WHAT TO WORK ON: Answer with one number: how many lines have "JSON".

BEGIN RECORD EXCERPTS

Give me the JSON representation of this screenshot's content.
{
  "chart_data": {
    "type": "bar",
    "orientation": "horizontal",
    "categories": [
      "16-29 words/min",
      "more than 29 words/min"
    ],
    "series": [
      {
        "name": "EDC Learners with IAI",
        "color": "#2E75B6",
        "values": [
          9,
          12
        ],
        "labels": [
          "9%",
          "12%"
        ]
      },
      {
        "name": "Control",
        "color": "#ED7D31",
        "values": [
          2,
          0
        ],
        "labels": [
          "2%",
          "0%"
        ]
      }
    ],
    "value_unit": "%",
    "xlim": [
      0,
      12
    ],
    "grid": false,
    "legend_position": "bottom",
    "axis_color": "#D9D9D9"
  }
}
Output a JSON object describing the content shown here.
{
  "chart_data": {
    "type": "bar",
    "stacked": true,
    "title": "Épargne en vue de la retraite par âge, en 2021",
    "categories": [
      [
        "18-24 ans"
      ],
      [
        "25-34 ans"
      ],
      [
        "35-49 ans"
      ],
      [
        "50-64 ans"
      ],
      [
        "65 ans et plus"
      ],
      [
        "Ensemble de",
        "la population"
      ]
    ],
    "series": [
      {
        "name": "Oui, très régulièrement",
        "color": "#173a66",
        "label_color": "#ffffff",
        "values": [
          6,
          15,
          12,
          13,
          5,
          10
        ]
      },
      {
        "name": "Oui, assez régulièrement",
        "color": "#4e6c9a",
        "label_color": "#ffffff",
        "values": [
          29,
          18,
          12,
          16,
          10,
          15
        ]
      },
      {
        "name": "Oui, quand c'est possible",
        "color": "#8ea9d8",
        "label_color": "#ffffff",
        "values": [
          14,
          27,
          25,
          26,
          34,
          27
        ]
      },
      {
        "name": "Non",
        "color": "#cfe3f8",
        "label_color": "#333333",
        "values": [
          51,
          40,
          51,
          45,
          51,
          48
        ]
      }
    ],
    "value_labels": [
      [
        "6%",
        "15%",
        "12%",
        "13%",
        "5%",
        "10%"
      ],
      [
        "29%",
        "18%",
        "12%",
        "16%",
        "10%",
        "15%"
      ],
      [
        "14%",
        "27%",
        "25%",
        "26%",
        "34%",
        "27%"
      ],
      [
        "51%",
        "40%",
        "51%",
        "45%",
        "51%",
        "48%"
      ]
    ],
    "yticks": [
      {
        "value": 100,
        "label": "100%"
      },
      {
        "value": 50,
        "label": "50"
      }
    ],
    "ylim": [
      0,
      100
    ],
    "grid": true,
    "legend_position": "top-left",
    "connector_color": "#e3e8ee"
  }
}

END RECORD EXCERPTS

SOLUTION TO THIS TASK: 2